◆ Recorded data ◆
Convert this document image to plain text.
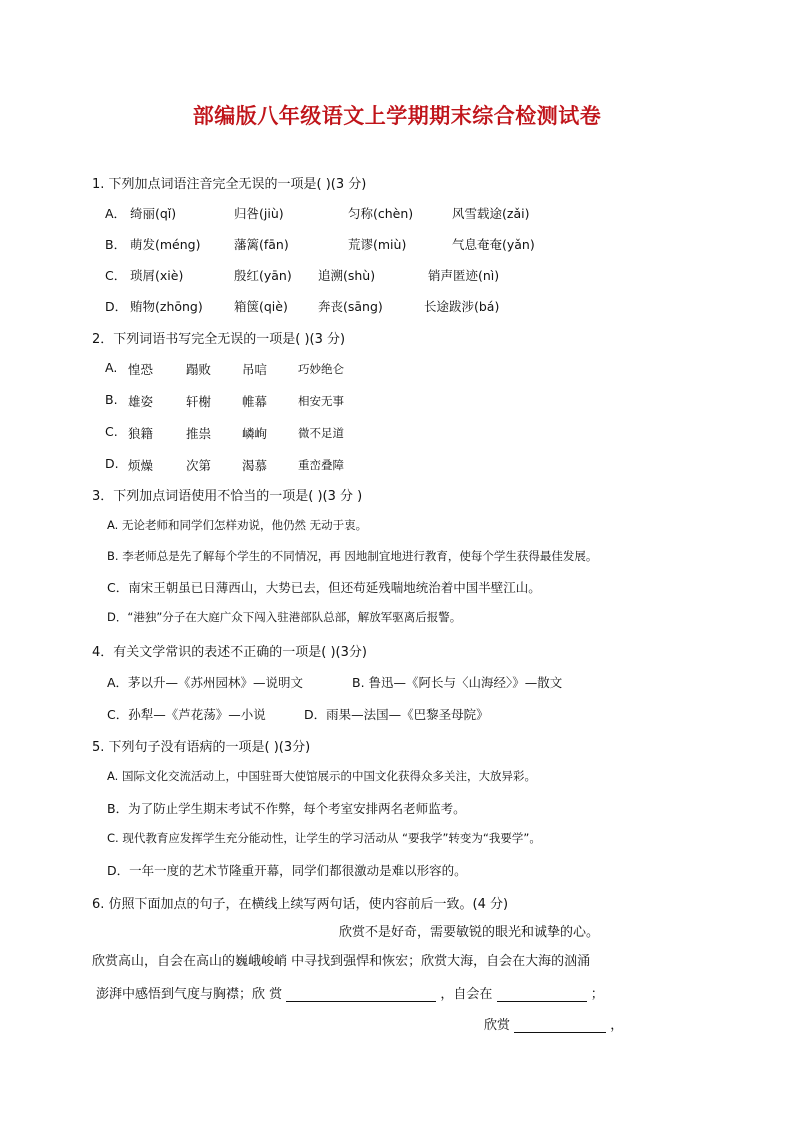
部编版八年级语文上学期期末综合检测试卷
1. 下列加点词语注音完全无误的一项是( )(3 分)
A． 绮丽(qǐ)	归咎(jiù)	匀称(chèn)	风雪载途(zǎi)
B． 萌发(méng)	藩篱(fān)	荒谬(miù)	气息奄奄(yǎn)
C． 琐屑(xiè)	殷红(yān) 追溯(shù)	销声匿迹(nì)
D． 贿物(zhōng)	箱箧(qiè) 奔丧(sāng)	长途跋涉(bá)
2．下列词语书写完全无误的一项是( )(3 分)
A. 惶恐	蹋败 吊唁	巧妙绝仑
B. 雄姿	轩榭 帷幕	相安无事
C. 狼籍	推祟 嶙峋	微不足道
D. 烦燥	次第 渴慕	重峦叠障
3．下列加点词语使用不恰当的一项是( )(3 分 )
A. 无论老师和同学们怎样劝说，他仍然 无动于衷。
B. 李老师总是先了解每个学生的不同情况，再 因地制宜地进行教育，使每个学生获得最佳发展。
C．南宋王朝虽已日薄西山，大势已去，但还苟延残喘地统治着中国半壁江山。
D．“港独”分子在大庭广众下闯入驻港部队总部，解放军驱离后报警。
4．有关文学常识的表述不正确的一项是( )(3分)
A．茅以升—《苏州园林》—说明文	B. 鲁迅—《阿长与〈山海经〉》—散文
C．孙犁—《芦花荡》—小说	D．雨果—法国—《巴黎圣母院》
5. 下列句子没有语病的一项是( )(3分)
A. 国际文化交流活动上，中国驻哥大使馆展示的中国文化获得众多关注，大放异彩。
B．为了防止学生期末考试不作弊，每个考室安排两名老师监考。
C. 现代教育应发挥学生充分能动性，让学生的学习活动从 “要我学”转变为“我要学”。
D．一年一度的艺术节隆重开幕，同学们都很激动是难以形容的。
6. 仿照下面加点的句子，在横线上续写两句话，使内容前后一致。(4 分)
欣赏不是好奇，需要敏锐的眼光和诚挚的心。
欣赏高山，自会在高山的巍峨峻峭 中寻找到强悍和恢宏；欣赏大海，自会在大海的汹涌
澎湃中感悟到气度与胸襟；欣 赏	，自会在	；
欣赏	，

◆ EXERCISE DETAILS ◆
Transcribe the records word for word and include no pictures.

◆ PROBLEM SOLUTION ◆
Convert this document image to plain text.
部编版八年级语文上学期期末综合检测试卷
1. 下列加点词语注音完全无误的一项是( )(3 分)
A． 绮丽(qǐ)	归咎(jiù)	匀称(chèn)	风雪载途(zǎi)
B． 萌发(méng)	藩篱(fān)	荒谬(miù)	气息奄奄(yǎn)
C． 琐屑(xiè)	殷红(yān) 追溯(shù)	销声匿迹(nì)
D． 贿物(zhōng)	箱箧(qiè) 奔丧(sāng)	长途跋涉(bá)
2．下列词语书写完全无误的一项是( )(3 分)
A. 惶恐	蹋败 吊唁	巧妙绝仑
B. 雄姿	轩榭 帷幕	相安无事
C. 狼籍	推祟 嶙峋	微不足道
D. 烦燥	次第 渴慕	重峦叠障
3．下列加点词语使用不恰当的一项是( )(3 分 )
A. 无论老师和同学们怎样劝说，他仍然 无动于衷。
B. 李老师总是先了解每个学生的不同情况，再 因地制宜地进行教育，使每个学生获得最佳发展。
C．南宋王朝虽已日薄西山，大势已去，但还苟延残喘地统治着中国半壁江山。
D．“港独”分子在大庭广众下闯入驻港部队总部，解放军驱离后报警。
4．有关文学常识的表述不正确的一项是( )(3分)
A．茅以升—《苏州园林》—说明文	B. 鲁迅—《阿长与〈山海经〉》—散文
C．孙犁—《芦花荡》—小说	D．雨果—法国—《巴黎圣母院》
5. 下列句子没有语病的一项是( )(3分)
A. 国际文化交流活动上，中国驻哥大使馆展示的中国文化获得众多关注，大放异彩。
B．为了防止学生期末考试不作弊，每个考室安排两名老师监考。
C. 现代教育应发挥学生充分能动性，让学生的学习活动从 “要我学”转变为“我要学”。
D．一年一度的艺术节隆重开幕，同学们都很激动是难以形容的。
6. 仿照下面加点的句子，在横线上续写两句话，使内容前后一致。(4 分)
欣赏不是好奇，需要敏锐的眼光和诚挚的心。
欣赏高山，自会在高山的巍峨峻峭 中寻找到强悍和恢宏；欣赏大海，自会在大海的汹涌
澎湃中感悟到气度与胸襟；欣 赏	，自会在	；
欣赏	，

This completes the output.